== THE DATA

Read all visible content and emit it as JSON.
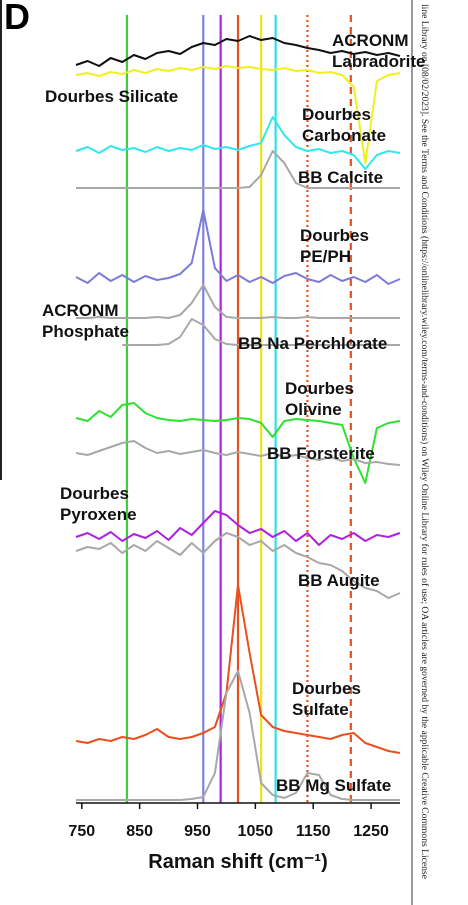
{
  "chart_data": {
    "type": "line",
    "panel_label": "D",
    "side_note": "line Library on [08/02/2023]. See the Terms and Conditions (https://onlinelibrary.wiley.com/terms-and-conditions) on Wiley Online Library for rules of use; OA articles are governed by the applicable Creative Commons License",
    "xlabel": "Raman shift (cm⁻¹)",
    "xlim": [
      740,
      1300
    ],
    "xticks": [
      750,
      850,
      950,
      1050,
      1150,
      1250
    ],
    "ylim": [
      0,
      800
    ],
    "x": [
      740,
      760,
      780,
      800,
      820,
      840,
      860,
      880,
      900,
      920,
      940,
      960,
      980,
      1000,
      1020,
      1040,
      1060,
      1080,
      1100,
      1120,
      1140,
      1160,
      1180,
      1200,
      1220,
      1240,
      1260,
      1280,
      1300
    ],
    "vlines": [
      {
        "x": 828,
        "color": "#3ad13a",
        "style": "solid"
      },
      {
        "x": 960,
        "color": "#8080e0",
        "style": "solid"
      },
      {
        "x": 990,
        "color": "#b020e0",
        "style": "solid"
      },
      {
        "x": 1020,
        "color": "#e8501e",
        "style": "solid"
      },
      {
        "x": 1060,
        "color": "#f0e020",
        "style": "solid"
      },
      {
        "x": 1085,
        "color": "#30e0e8",
        "style": "solid"
      },
      {
        "x": 1140,
        "color": "#e8501e",
        "style": "dotted"
      },
      {
        "x": 1215,
        "color": "#e8501e",
        "style": "dashed"
      }
    ],
    "series": [
      {
        "name": "ACRONM Labradorite",
        "color": "#111111",
        "values": [
          738,
          742,
          737,
          745,
          741,
          748,
          744,
          750,
          752,
          749,
          756,
          760,
          758,
          764,
          762,
          767,
          763,
          765,
          760,
          758,
          755,
          753,
          750,
          752,
          749,
          751,
          748,
          750,
          747
        ]
      },
      {
        "name": "Dourbes Silicate",
        "color": "#f0f020",
        "values": [
          728,
          730,
          727,
          731,
          729,
          733,
          730,
          734,
          732,
          735,
          733,
          736,
          734,
          737,
          735,
          736,
          734,
          733,
          735,
          732,
          733,
          730,
          731,
          728,
          716,
          640,
          722,
          728,
          730
        ]
      },
      {
        "name": "Dourbes Carbonate",
        "color": "#30e8f0",
        "values": [
          652,
          656,
          650,
          657,
          653,
          655,
          651,
          656,
          652,
          655,
          653,
          658,
          654,
          656,
          653,
          657,
          660,
          686,
          668,
          656,
          652,
          654,
          650,
          652,
          648,
          634,
          648,
          652,
          650
        ]
      },
      {
        "name": "BB Calcite",
        "color": "#a8a8a8",
        "values": [
          615,
          615,
          615,
          615,
          615,
          615,
          615,
          615,
          615,
          615,
          615,
          615,
          615,
          615,
          615,
          616,
          628,
          652,
          640,
          620,
          615,
          615,
          615,
          615,
          615,
          615,
          615,
          615,
          615
        ]
      },
      {
        "name": "Dourbes PE/PH",
        "color": "#7b7bd8",
        "values": [
          526,
          520,
          530,
          522,
          528,
          521,
          527,
          523,
          525,
          529,
          540,
          593,
          535,
          522,
          528,
          521,
          526,
          520,
          527,
          530,
          524,
          521,
          528,
          522,
          526,
          521,
          528,
          519,
          524
        ]
      },
      {
        "name": "ACRONM Phosphate",
        "color": "#a8a8a8",
        "values": [
          485,
          485,
          486,
          485,
          485,
          485,
          485,
          486,
          485,
          488,
          500,
          518,
          496,
          486,
          485,
          485,
          485,
          486,
          485,
          485,
          486,
          485,
          485,
          485,
          485,
          485,
          485,
          485,
          485
        ]
      },
      {
        "name": "BB Na Perchlorate",
        "color": "#a8a8a8",
        "values": [
          null,
          null,
          null,
          null,
          458,
          458,
          458,
          458,
          459,
          466,
          484,
          478,
          464,
          459,
          458,
          458,
          458,
          458,
          458,
          458,
          458,
          458,
          458,
          458,
          458,
          458,
          458,
          458,
          458
        ]
      },
      {
        "name": "Dourbes Olivine",
        "color": "#30e030",
        "values": [
          385,
          382,
          392,
          386,
          398,
          400,
          390,
          385,
          383,
          382,
          384,
          383,
          382,
          383,
          385,
          384,
          380,
          366,
          382,
          384,
          383,
          382,
          380,
          378,
          345,
          320,
          375,
          380,
          382
        ]
      },
      {
        "name": "BB Forsterite",
        "color": "#a8a8a8",
        "values": [
          350,
          348,
          352,
          356,
          360,
          362,
          355,
          350,
          352,
          349,
          351,
          353,
          350,
          348,
          351,
          349,
          347,
          350,
          346,
          348,
          345,
          343,
          346,
          342,
          344,
          340,
          341,
          339,
          338
        ]
      },
      {
        "name": "Dourbes Pyroxene",
        "color": "#b020e0",
        "values": [
          266,
          270,
          264,
          271,
          262,
          269,
          265,
          272,
          263,
          275,
          268,
          280,
          292,
          288,
          278,
          270,
          274,
          266,
          272,
          262,
          270,
          258,
          268,
          264,
          270,
          262,
          268,
          266,
          270
        ]
      },
      {
        "name": "BB Augite",
        "color": "#a8a8a8",
        "values": [
          252,
          256,
          254,
          260,
          250,
          258,
          252,
          262,
          255,
          248,
          260,
          250,
          262,
          270,
          266,
          258,
          262,
          252,
          258,
          250,
          246,
          240,
          238,
          232,
          222,
          215,
          212,
          205,
          210
        ]
      },
      {
        "name": "Dourbes Sulfate",
        "color": "#e8501e",
        "values": [
          62,
          60,
          64,
          62,
          66,
          64,
          68,
          74,
          66,
          64,
          66,
          70,
          76,
          110,
          218,
          150,
          88,
          76,
          72,
          70,
          68,
          66,
          64,
          68,
          70,
          60,
          56,
          52,
          50
        ]
      },
      {
        "name": "BB Mg Sulfate",
        "color": "#a8a8a8",
        "values": [
          3,
          3,
          3,
          3,
          3,
          3,
          3,
          3,
          3,
          3,
          4,
          6,
          30,
          110,
          132,
          90,
          20,
          8,
          5,
          10,
          30,
          28,
          8,
          4,
          3,
          3,
          3,
          3,
          3
        ]
      }
    ]
  }
}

====

# [DIRECTIONS FOR THIS TASK]
Transcribe every line from the records above without alteration, and leave out the images.

# [FULL RESPONSE]
Read all visible content and emit it as JSON.
{
  "chart_data": {
    "type": "line",
    "panel_label": "D",
    "side_note": "line Library on [08/02/2023]. See the Terms and Conditions (https://onlinelibrary.wiley.com/terms-and-conditions) on Wiley Online Library for rules of use; OA articles are governed by the applicable Creative Commons License",
    "xlabel": "Raman shift (cm⁻¹)",
    "xlim": [
      740,
      1300
    ],
    "xticks": [
      750,
      850,
      950,
      1050,
      1150,
      1250
    ],
    "ylim": [
      0,
      800
    ],
    "x": [
      740,
      760,
      780,
      800,
      820,
      840,
      860,
      880,
      900,
      920,
      940,
      960,
      980,
      1000,
      1020,
      1040,
      1060,
      1080,
      1100,
      1120,
      1140,
      1160,
      1180,
      1200,
      1220,
      1240,
      1260,
      1280,
      1300
    ],
    "vlines": [
      {
        "x": 828,
        "color": "#3ad13a",
        "style": "solid"
      },
      {
        "x": 960,
        "color": "#8080e0",
        "style": "solid"
      },
      {
        "x": 990,
        "color": "#b020e0",
        "style": "solid"
      },
      {
        "x": 1020,
        "color": "#e8501e",
        "style": "solid"
      },
      {
        "x": 1060,
        "color": "#f0e020",
        "style": "solid"
      },
      {
        "x": 1085,
        "color": "#30e0e8",
        "style": "solid"
      },
      {
        "x": 1140,
        "color": "#e8501e",
        "style": "dotted"
      },
      {
        "x": 1215,
        "color": "#e8501e",
        "style": "dashed"
      }
    ],
    "series": [
      {
        "name": "ACRONM Labradorite",
        "color": "#111111",
        "values": [
          738,
          742,
          737,
          745,
          741,
          748,
          744,
          750,
          752,
          749,
          756,
          760,
          758,
          764,
          762,
          767,
          763,
          765,
          760,
          758,
          755,
          753,
          750,
          752,
          749,
          751,
          748,
          750,
          747
        ]
      },
      {
        "name": "Dourbes Silicate",
        "color": "#f0f020",
        "values": [
          728,
          730,
          727,
          731,
          729,
          733,
          730,
          734,
          732,
          735,
          733,
          736,
          734,
          737,
          735,
          736,
          734,
          733,
          735,
          732,
          733,
          730,
          731,
          728,
          716,
          640,
          722,
          728,
          730
        ]
      },
      {
        "name": "Dourbes Carbonate",
        "color": "#30e8f0",
        "values": [
          652,
          656,
          650,
          657,
          653,
          655,
          651,
          656,
          652,
          655,
          653,
          658,
          654,
          656,
          653,
          657,
          660,
          686,
          668,
          656,
          652,
          654,
          650,
          652,
          648,
          634,
          648,
          652,
          650
        ]
      },
      {
        "name": "BB Calcite",
        "color": "#a8a8a8",
        "values": [
          615,
          615,
          615,
          615,
          615,
          615,
          615,
          615,
          615,
          615,
          615,
          615,
          615,
          615,
          615,
          616,
          628,
          652,
          640,
          620,
          615,
          615,
          615,
          615,
          615,
          615,
          615,
          615,
          615
        ]
      },
      {
        "name": "Dourbes PE/PH",
        "color": "#7b7bd8",
        "values": [
          526,
          520,
          530,
          522,
          528,
          521,
          527,
          523,
          525,
          529,
          540,
          593,
          535,
          522,
          528,
          521,
          526,
          520,
          527,
          530,
          524,
          521,
          528,
          522,
          526,
          521,
          528,
          519,
          524
        ]
      },
      {
        "name": "ACRONM Phosphate",
        "color": "#a8a8a8",
        "values": [
          485,
          485,
          486,
          485,
          485,
          485,
          485,
          486,
          485,
          488,
          500,
          518,
          496,
          486,
          485,
          485,
          485,
          486,
          485,
          485,
          486,
          485,
          485,
          485,
          485,
          485,
          485,
          485,
          485
        ]
      },
      {
        "name": "BB Na Perchlorate",
        "color": "#a8a8a8",
        "values": [
          null,
          null,
          null,
          null,
          458,
          458,
          458,
          458,
          459,
          466,
          484,
          478,
          464,
          459,
          458,
          458,
          458,
          458,
          458,
          458,
          458,
          458,
          458,
          458,
          458,
          458,
          458,
          458,
          458
        ]
      },
      {
        "name": "Dourbes Olivine",
        "color": "#30e030",
        "values": [
          385,
          382,
          392,
          386,
          398,
          400,
          390,
          385,
          383,
          382,
          384,
          383,
          382,
          383,
          385,
          384,
          380,
          366,
          382,
          384,
          383,
          382,
          380,
          378,
          345,
          320,
          375,
          380,
          382
        ]
      },
      {
        "name": "BB Forsterite",
        "color": "#a8a8a8",
        "values": [
          350,
          348,
          352,
          356,
          360,
          362,
          355,
          350,
          352,
          349,
          351,
          353,
          350,
          348,
          351,
          349,
          347,
          350,
          346,
          348,
          345,
          343,
          346,
          342,
          344,
          340,
          341,
          339,
          338
        ]
      },
      {
        "name": "Dourbes Pyroxene",
        "color": "#b020e0",
        "values": [
          266,
          270,
          264,
          271,
          262,
          269,
          265,
          272,
          263,
          275,
          268,
          280,
          292,
          288,
          278,
          270,
          274,
          266,
          272,
          262,
          270,
          258,
          268,
          264,
          270,
          262,
          268,
          266,
          270
        ]
      },
      {
        "name": "BB Augite",
        "color": "#a8a8a8",
        "values": [
          252,
          256,
          254,
          260,
          250,
          258,
          252,
          262,
          255,
          248,
          260,
          250,
          262,
          270,
          266,
          258,
          262,
          252,
          258,
          250,
          246,
          240,
          238,
          232,
          222,
          215,
          212,
          205,
          210
        ]
      },
      {
        "name": "Dourbes Sulfate",
        "color": "#e8501e",
        "values": [
          62,
          60,
          64,
          62,
          66,
          64,
          68,
          74,
          66,
          64,
          66,
          70,
          76,
          110,
          218,
          150,
          88,
          76,
          72,
          70,
          68,
          66,
          64,
          68,
          70,
          60,
          56,
          52,
          50
        ]
      },
      {
        "name": "BB Mg Sulfate",
        "color": "#a8a8a8",
        "values": [
          3,
          3,
          3,
          3,
          3,
          3,
          3,
          3,
          3,
          3,
          4,
          6,
          30,
          110,
          132,
          90,
          20,
          8,
          5,
          10,
          30,
          28,
          8,
          4,
          3,
          3,
          3,
          3,
          3
        ]
      }
    ]
  }
}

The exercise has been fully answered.